* Instructions to follow *
Return every entry exactly as written.

* Dataset rows *
==*==
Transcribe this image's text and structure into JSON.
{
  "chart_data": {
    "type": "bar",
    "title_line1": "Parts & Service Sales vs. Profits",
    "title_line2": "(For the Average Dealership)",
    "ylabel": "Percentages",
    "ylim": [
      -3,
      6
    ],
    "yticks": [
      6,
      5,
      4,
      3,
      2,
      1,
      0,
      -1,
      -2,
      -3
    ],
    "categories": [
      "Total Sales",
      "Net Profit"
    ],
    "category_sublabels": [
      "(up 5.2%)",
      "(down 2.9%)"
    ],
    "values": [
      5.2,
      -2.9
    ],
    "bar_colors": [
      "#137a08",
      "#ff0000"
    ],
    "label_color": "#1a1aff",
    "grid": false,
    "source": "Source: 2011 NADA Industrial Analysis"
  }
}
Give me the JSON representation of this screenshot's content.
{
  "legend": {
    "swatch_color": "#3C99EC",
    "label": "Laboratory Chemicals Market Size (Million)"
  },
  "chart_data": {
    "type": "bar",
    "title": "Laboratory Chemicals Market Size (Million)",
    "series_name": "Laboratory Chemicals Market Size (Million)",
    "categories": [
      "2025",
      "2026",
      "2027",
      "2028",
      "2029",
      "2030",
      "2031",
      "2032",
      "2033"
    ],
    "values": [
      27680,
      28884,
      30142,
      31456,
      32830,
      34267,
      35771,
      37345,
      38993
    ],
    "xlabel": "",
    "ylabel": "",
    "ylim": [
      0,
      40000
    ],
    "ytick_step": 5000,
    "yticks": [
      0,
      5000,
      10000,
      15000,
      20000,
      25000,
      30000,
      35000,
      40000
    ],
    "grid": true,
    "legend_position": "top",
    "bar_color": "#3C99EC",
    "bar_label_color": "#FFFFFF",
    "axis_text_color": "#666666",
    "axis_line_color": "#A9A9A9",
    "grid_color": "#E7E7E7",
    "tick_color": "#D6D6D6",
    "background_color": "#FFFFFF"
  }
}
==*==
* Task response *
Transcribe this image's text and structure into JSON.
{
  "chart_data": {
    "type": "bar",
    "title_line1": "Parts & Service Sales vs. Profits",
    "title_line2": "(For the Average Dealership)",
    "ylabel": "Percentages",
    "ylim": [
      -3,
      6
    ],
    "yticks": [
      6,
      5,
      4,
      3,
      2,
      1,
      0,
      -1,
      -2,
      -3
    ],
    "categories": [
      "Total Sales",
      "Net Profit"
    ],
    "category_sublabels": [
      "(up 5.2%)",
      "(down 2.9%)"
    ],
    "values": [
      5.2,
      -2.9
    ],
    "bar_colors": [
      "#137a08",
      "#ff0000"
    ],
    "label_color": "#1a1aff",
    "grid": false,
    "source": "Source: 2011 NADA Industrial Analysis"
  }
}
Give me the JSON representation of this screenshot's content.
{
  "legend": {
    "swatch_color": "#3C99EC",
    "label": "Laboratory Chemicals Market Size (Million)"
  },
  "chart_data": {
    "type": "bar",
    "title": "Laboratory Chemicals Market Size (Million)",
    "series_name": "Laboratory Chemicals Market Size (Million)",
    "categories": [
      "2025",
      "2026",
      "2027",
      "2028",
      "2029",
      "2030",
      "2031",
      "2032",
      "2033"
    ],
    "values": [
      27680,
      28884,
      30142,
      31456,
      32830,
      34267,
      35771,
      37345,
      38993
    ],
    "xlabel": "",
    "ylabel": "",
    "ylim": [
      0,
      40000
    ],
    "ytick_step": 5000,
    "yticks": [
      0,
      5000,
      10000,
      15000,
      20000,
      25000,
      30000,
      35000,
      40000
    ],
    "grid": true,
    "legend_position": "top",
    "bar_color": "#3C99EC",
    "bar_label_color": "#FFFFFF",
    "axis_text_color": "#666666",
    "axis_line_color": "#A9A9A9",
    "grid_color": "#E7E7E7",
    "tick_color": "#D6D6D6",
    "background_color": "#FFFFFF"
  }
}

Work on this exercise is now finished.